Dataset items:
—————
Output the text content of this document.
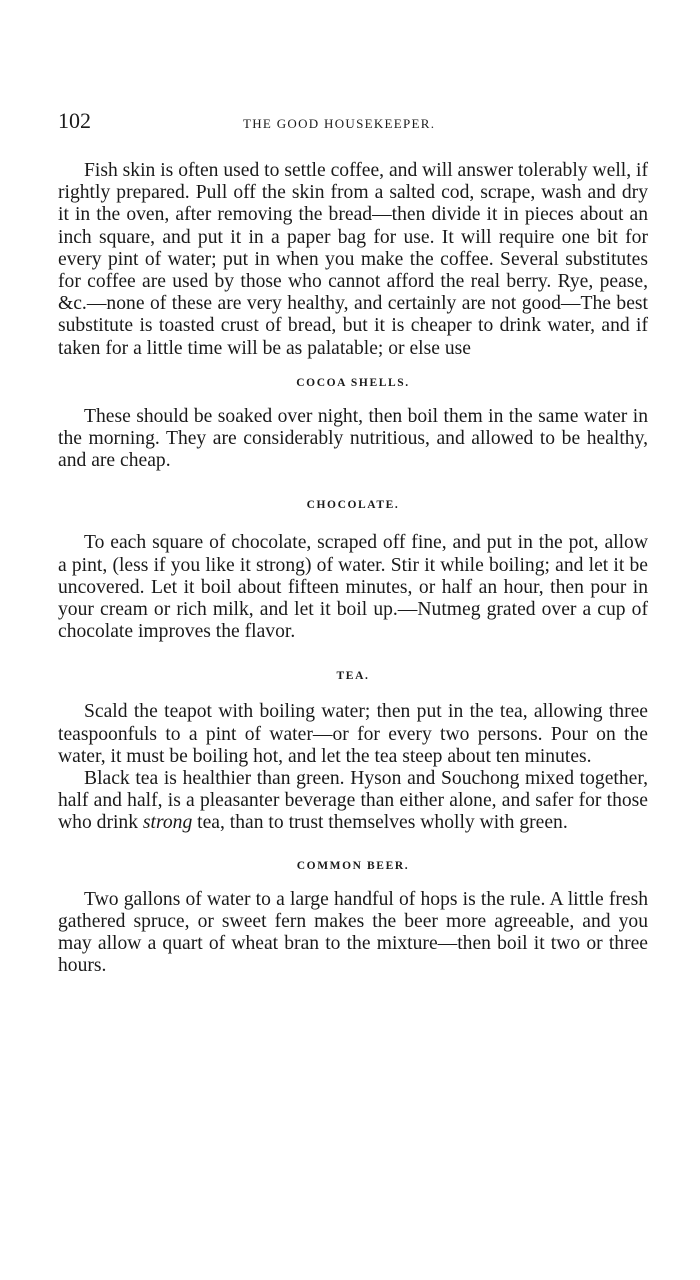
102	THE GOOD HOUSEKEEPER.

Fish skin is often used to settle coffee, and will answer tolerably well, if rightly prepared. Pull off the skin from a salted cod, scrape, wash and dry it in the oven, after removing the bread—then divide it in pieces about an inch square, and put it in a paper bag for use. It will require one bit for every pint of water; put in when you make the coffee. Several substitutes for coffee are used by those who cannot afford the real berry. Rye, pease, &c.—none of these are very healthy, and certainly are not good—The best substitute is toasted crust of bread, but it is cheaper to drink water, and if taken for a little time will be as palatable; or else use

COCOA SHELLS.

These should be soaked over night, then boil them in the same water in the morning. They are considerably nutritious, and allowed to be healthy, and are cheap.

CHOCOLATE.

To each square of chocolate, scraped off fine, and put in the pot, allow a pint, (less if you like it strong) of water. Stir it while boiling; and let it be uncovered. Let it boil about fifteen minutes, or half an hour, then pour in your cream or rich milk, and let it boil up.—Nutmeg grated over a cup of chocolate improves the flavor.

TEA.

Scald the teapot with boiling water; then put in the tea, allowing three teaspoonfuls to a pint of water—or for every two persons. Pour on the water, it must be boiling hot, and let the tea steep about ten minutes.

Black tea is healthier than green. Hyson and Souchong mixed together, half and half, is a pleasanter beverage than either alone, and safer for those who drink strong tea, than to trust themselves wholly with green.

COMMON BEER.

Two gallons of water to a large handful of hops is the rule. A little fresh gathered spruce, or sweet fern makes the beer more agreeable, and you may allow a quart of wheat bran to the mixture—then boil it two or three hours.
—————
Set exercise :: All of the data above should be transcribed verbatim, with pictures omitted.

Exercise result ::
Output the text content of this document.
102	THE GOOD HOUSEKEEPER.

Fish skin is often used to settle coffee, and will answer tolerably well, if rightly prepared. Pull off the skin from a salted cod, scrape, wash and dry it in the oven, after removing the bread—then divide it in pieces about an inch square, and put it in a paper bag for use. It will require one bit for every pint of water; put in when you make the coffee. Several substitutes for coffee are used by those who cannot afford the real berry. Rye, pease, &c.—none of these are very healthy, and certainly are not good—The best substitute is toasted crust of bread, but it is cheaper to drink water, and if taken for a little time will be as palatable; or else use

COCOA SHELLS.

These should be soaked over night, then boil them in the same water in the morning. They are considerably nutritious, and allowed to be healthy, and are cheap.

CHOCOLATE.

To each square of chocolate, scraped off fine, and put in the pot, allow a pint, (less if you like it strong) of water. Stir it while boiling; and let it be uncovered. Let it boil about fifteen minutes, or half an hour, then pour in your cream or rich milk, and let it boil up.—Nutmeg grated over a cup of chocolate improves the flavor.

TEA.

Scald the teapot with boiling water; then put in the tea, allowing three teaspoonfuls to a pint of water—or for every two persons. Pour on the water, it must be boiling hot, and let the tea steep about ten minutes.

Black tea is healthier than green. Hyson and Souchong mixed together, half and half, is a pleasanter beverage than either alone, and safer for those who drink strong tea, than to trust themselves wholly with green.

COMMON BEER.

Two gallons of water to a large handful of hops is the rule. A little fresh gathered spruce, or sweet fern makes the beer more agreeable, and you may allow a quart of wheat bran to the mixture—then boil it two or three hours.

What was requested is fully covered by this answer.